● Supplied entries

..........

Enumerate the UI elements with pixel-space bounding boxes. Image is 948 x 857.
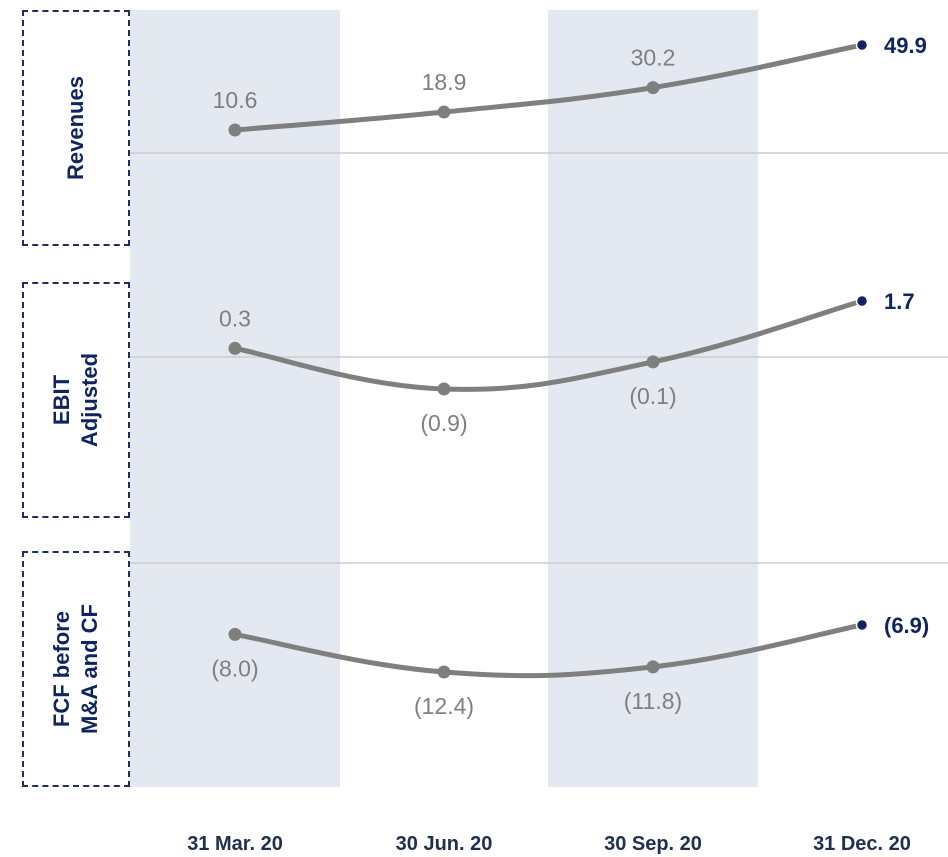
last-data-point: [855, 618, 869, 632]
highlight-band: [130, 10, 340, 787]
row-label-line: Revenues: [62, 76, 88, 180]
series-line: [232, 298, 865, 392]
data-label: (0.9): [420, 410, 467, 436]
row-label-revenues: Revenues: [22, 10, 130, 246]
data-point: [437, 105, 451, 119]
data-point: [228, 627, 242, 641]
data-point: [437, 665, 451, 679]
data-label: 49.9: [884, 33, 927, 58]
data-label: 30.2: [631, 45, 676, 71]
data-label: 1.7: [884, 289, 915, 314]
row-label-line: M&A and CF: [77, 604, 103, 734]
last-data-point: [855, 38, 869, 52]
x-tick-label: 31 Mar. 20: [187, 833, 283, 855]
row-label-fcf: FCF before M&A and CF: [22, 551, 130, 787]
data-point: [646, 660, 660, 674]
data-label: (6.9): [884, 613, 929, 638]
data-point: [228, 123, 242, 137]
series-line: [232, 42, 865, 133]
data-label: (0.1): [629, 383, 676, 409]
data-label: (11.8): [624, 688, 682, 714]
row-label-ebit-adjusted: EBIT Adjusted: [22, 282, 130, 518]
data-point: [437, 382, 451, 396]
data-point: [228, 341, 242, 355]
data-label: 10.6: [213, 87, 258, 113]
data-label: (12.4): [414, 693, 474, 719]
x-tick-label: 30 Jun. 20: [395, 833, 493, 855]
row-label-line: Adjusted: [77, 352, 102, 448]
x-tick-label: 31 Dec. 20: [813, 833, 911, 855]
data-point: [646, 355, 660, 369]
x-tick-label: 30 Sep. 20: [604, 833, 702, 855]
row-label-line: FCF before: [49, 610, 75, 728]
series-line: [232, 622, 865, 679]
last-data-point: [855, 294, 869, 308]
row-label-line: EBIT: [49, 374, 74, 426]
data-label: 18.9: [422, 69, 467, 95]
data-label: (8.0): [211, 655, 258, 681]
data-label: 0.3: [219, 305, 251, 331]
data-point: [646, 81, 660, 95]
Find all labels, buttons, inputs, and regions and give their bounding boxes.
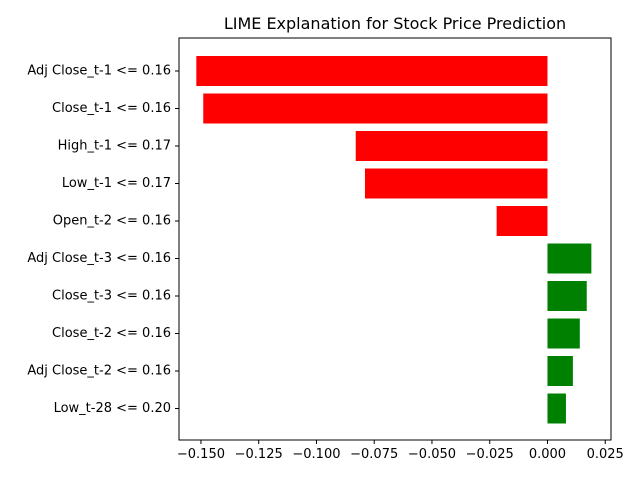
chart-title: LIME Explanation for Stock Price Predict… [224,14,566,33]
y-tick-label: High_t-1 <= 0.17 [58,139,171,154]
x-tick-label: −0.125 [235,447,283,462]
bar [496,206,548,236]
bars-group [196,56,592,424]
bar [364,168,548,199]
bar [196,56,548,86]
bar [547,243,592,274]
y-tick-label: Low_t-28 <= 0.20 [54,401,171,416]
x-tick-label: −0.150 [177,447,225,462]
bar [547,281,587,311]
bar [203,93,548,124]
y-tick-label: Close_t-1 <= 0.16 [52,101,171,116]
bar [547,318,580,349]
x-tick-label: −0.075 [350,447,398,462]
y-tick-label: Low_t-1 <= 0.17 [62,176,171,191]
y-tick-label: Open_t-2 <= 0.16 [53,214,171,229]
y-tick-label: Close_t-3 <= 0.16 [52,289,171,304]
bar [547,356,573,386]
y-tick-label: Close_t-2 <= 0.16 [52,326,171,341]
x-tick-label: −0.100 [292,447,340,462]
x-axis-ticks: −0.150 −0.125 −0.100 −0.075 −0.050 −0.025 0.00… [177,440,624,462]
y-tick-label: Adj Close_t-3 <= 0.16 [27,251,171,266]
plot-frame [178,37,612,441]
x-tick-label: −0.050 [408,447,456,462]
bar [547,393,566,424]
y-tick-label: Adj Close_t-2 <= 0.16 [27,364,171,379]
bar [355,131,548,161]
x-tick-label: −0.025 [466,447,514,462]
x-tick-label: 0.000 [529,447,566,462]
y-tick-label: Adj Close_t-1 <= 0.16 [27,64,171,79]
y-axis-ticks: Adj Close_t-1 <= 0.16 Close_t-1 <= 0.16 Hi… [27,64,179,416]
x-tick-label: 0.025 [587,447,624,462]
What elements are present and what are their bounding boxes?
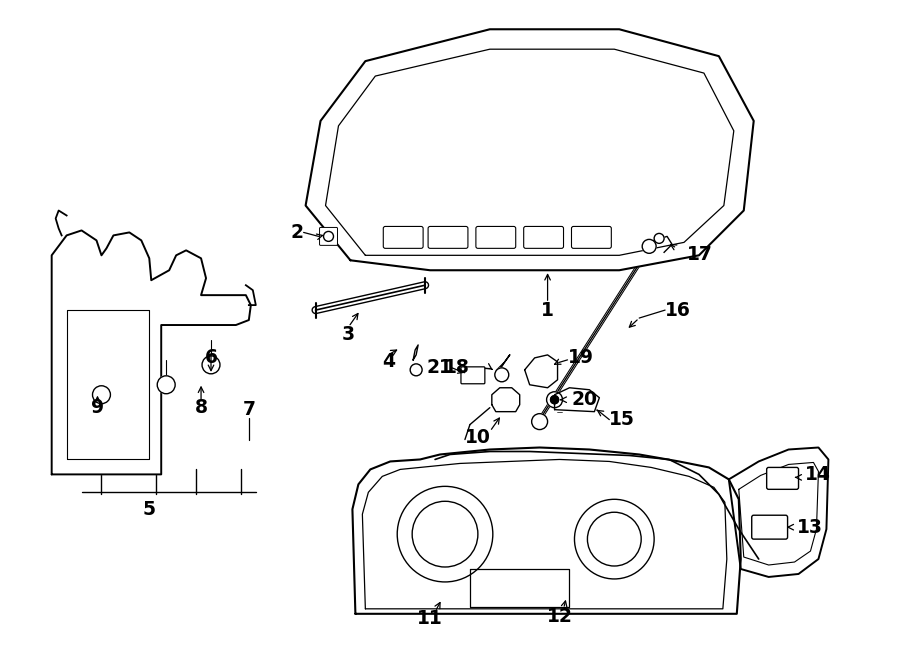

..........

● Required task
Output every line of the data above as a JSON list of strings, one string per line, with blank lines skipped and the pictures left out.

● Exercise answer
[
  "Enumerate the UI elements with pixel-space bounding boxes. Image is 948 x 857.",
  "last-data-point: [855, 618, 869, 632]",
  "highlight-band: [130, 10, 340, 787]",
  "row-label-line: Revenues: [62, 76, 88, 180]",
  "series-line: [232, 298, 865, 392]",
  "data-label: (0.9): [420, 410, 467, 436]",
  "row-label-revenues: Revenues: [22, 10, 130, 246]",
  "data-point: [437, 105, 451, 119]",
  "data-point: [228, 627, 242, 641]",
  "data-point: [437, 665, 451, 679]",
  "data-label: 49.9: [884, 33, 927, 58]",
  "data-label: 30.2: [631, 45, 676, 71]",
  "data-label: 1.7: [884, 289, 915, 314]",
  "row-label-line: M&A and CF: [77, 604, 103, 734]",
  "last-data-point: [855, 38, 869, 52]",
  "x-tick-label: 31 Mar. 20: [187, 833, 283, 855]",
  "row-label-fcf: FCF before M&A and CF: [22, 551, 130, 787]",
  "data-point: [646, 660, 660, 674]",
  "data-label: (6.9): [884, 613, 929, 638]",
  "data-point: [228, 123, 242, 137]",
  "series-line: [232, 42, 865, 133]",
  "data-label: (0.1): [629, 383, 676, 409]",
  "data-label: (11.8): [624, 688, 682, 714]",
  "row-label-ebit-adjusted: EBIT Adjusted: [22, 282, 130, 518]",
  "data-point: [437, 382, 451, 396]",
  "data-point: [228, 341, 242, 355]",
  "data-label: 10.6: [213, 87, 258, 113]",
  "data-label: (12.4): [414, 693, 474, 719]",
  "x-tick-label: 30 Jun. 20: [395, 833, 493, 855]",
  "row-label-line: Adjusted: [77, 352, 102, 448]",
  "x-tick-label: 31 Dec. 20: [813, 833, 911, 855]",
  "data-point: [646, 355, 660, 369]",
  "x-tick-label: 30 Sep. 20: [604, 833, 702, 855]",
  "row-label-line: FCF before: [49, 610, 75, 728]",
  "series-line: [232, 622, 865, 679]",
  "last-data-point: [855, 294, 869, 308]",
  "row-label-line: EBIT: [49, 374, 74, 426]",
  "data-label: 18.9: [422, 69, 467, 95]",
  "data-label: (8.0): [211, 655, 258, 681]",
  "data-label: 0.3: [219, 305, 251, 331]",
  "data-point: [646, 81, 660, 95]",
  "Find all labels, buttons, inputs, and regions and give their bounding boxes.",
  "chart-title: LIME Explanation for Stock Price Predict… [224,14,566,33]",
  "y-tick-label: High_t-1 <= 0.17 [58,139,171,154]",
  "x-tick-label: −0.125 [235,447,283,462]",
  "bar [496,206,548,236]",
  "bars-group [196,56,592,424]",
  "bar [364,168,548,199]",
  "bar [196,56,548,86]",
  "bar [547,243,592,274]",
  "y-tick-label: Low_t-28 <= 0.20 [54,401,171,416]",
  "x-tick-label: −0.150 [177,447,225,462]",
  "bar [547,281,587,311]",
  "bar [203,93,548,124]",
  "y-tick-label: Close_t-1 <= 0.16 [52,101,171,116]",
  "bar [547,318,580,349]",
  "x-tick-label: −0.075 [350,447,398,462]",
  "y-tick-label: Low_t-1 <= 0.17 [62,176,171,191]",
  "y-tick-label: Open_t-2 <= 0.16 [53,214,171,229]",
  "y-tick-label: Close_t-3 <= 0.16 [52,289,171,304]",
  "bar [547,356,573,386]",
  "y-tick-label: Close_t-2 <= 0.16 [52,326,171,341]",
  "x-tick-label: −0.100 [292,447,340,462]",
  "x-axis-ticks: −0.150 −0.125 −0.100 −0.075 −0.050 −0.025 0.00… [177,440,624,462]",
  "y-tick-label: Adj Close_t-3 <= 0.16 [27,251,171,266]",
  "plot-frame [178,37,612,441]",
  "x-tick-label: −0.050 [408,447,456,462]",
  "bar [547,393,566,424]",
  "y-tick-label: Adj Close_t-2 <= 0.16 [27,364,171,379]",
  "bar [355,131,548,161]",
  "x-tick-label: −0.025 [466,447,514,462]",
  "x-tick-label: 0.000 [529,447,566,462]",
  "y-tick-label: Adj Close_t-1 <= 0.16 [27,64,171,79]",
  "y-axis-ticks: Adj Close_t-1 <= 0.16 Close_t-1 <= 0.16 Hi… [27,64,179,416]",
  "x-tick-label: 0.025 [587,447,624,462]",
  "What elements are present and what are their bounding boxes?"
]